Search the records for "true" and copy each line that holds it.
++++++
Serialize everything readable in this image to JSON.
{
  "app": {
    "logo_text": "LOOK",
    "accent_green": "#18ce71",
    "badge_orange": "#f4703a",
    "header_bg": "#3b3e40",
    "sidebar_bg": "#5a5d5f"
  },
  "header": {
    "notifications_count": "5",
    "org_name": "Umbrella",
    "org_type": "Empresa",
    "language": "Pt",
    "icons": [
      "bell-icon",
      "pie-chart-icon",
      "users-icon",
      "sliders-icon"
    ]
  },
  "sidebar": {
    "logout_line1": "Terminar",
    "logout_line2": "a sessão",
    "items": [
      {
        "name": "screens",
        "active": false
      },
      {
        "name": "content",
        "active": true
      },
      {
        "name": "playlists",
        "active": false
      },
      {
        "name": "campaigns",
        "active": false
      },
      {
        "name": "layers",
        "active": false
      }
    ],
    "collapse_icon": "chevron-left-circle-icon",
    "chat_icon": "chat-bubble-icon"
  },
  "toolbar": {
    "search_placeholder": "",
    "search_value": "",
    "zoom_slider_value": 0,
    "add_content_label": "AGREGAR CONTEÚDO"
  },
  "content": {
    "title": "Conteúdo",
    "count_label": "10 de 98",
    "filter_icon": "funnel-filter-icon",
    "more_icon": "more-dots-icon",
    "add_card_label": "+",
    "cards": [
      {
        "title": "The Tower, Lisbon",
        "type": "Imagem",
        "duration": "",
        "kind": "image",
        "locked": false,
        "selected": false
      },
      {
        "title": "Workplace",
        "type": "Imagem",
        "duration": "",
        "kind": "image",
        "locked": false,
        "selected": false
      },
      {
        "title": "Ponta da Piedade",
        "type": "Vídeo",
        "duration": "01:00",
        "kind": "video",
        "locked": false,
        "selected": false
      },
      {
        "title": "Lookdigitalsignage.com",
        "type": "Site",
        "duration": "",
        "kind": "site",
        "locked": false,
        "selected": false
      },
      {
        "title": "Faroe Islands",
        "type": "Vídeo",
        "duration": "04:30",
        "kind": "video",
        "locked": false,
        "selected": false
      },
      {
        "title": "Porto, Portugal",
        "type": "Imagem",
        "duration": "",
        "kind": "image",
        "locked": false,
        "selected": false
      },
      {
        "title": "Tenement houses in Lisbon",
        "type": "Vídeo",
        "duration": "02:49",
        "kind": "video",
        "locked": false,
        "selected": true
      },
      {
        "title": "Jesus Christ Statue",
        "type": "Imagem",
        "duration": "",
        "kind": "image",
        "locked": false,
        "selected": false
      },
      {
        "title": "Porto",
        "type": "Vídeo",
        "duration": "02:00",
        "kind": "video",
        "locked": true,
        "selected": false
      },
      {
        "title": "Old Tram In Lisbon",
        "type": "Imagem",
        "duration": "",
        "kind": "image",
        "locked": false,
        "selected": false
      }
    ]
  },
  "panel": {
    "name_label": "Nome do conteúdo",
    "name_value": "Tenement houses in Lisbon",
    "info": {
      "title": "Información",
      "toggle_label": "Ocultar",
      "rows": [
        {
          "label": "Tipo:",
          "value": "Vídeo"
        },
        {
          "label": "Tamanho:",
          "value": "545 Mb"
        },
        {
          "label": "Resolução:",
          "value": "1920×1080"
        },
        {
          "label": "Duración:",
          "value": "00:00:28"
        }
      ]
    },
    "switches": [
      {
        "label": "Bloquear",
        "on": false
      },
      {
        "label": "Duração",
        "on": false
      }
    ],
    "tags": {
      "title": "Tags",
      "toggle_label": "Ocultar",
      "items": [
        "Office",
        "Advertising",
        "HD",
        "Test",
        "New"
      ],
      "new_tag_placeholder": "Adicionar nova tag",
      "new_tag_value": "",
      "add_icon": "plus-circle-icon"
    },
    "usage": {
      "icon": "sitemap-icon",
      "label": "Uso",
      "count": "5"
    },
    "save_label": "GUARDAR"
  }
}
++++++
• **Solution for this problem**:
        "active": true
        "selected": true
        "locked": true,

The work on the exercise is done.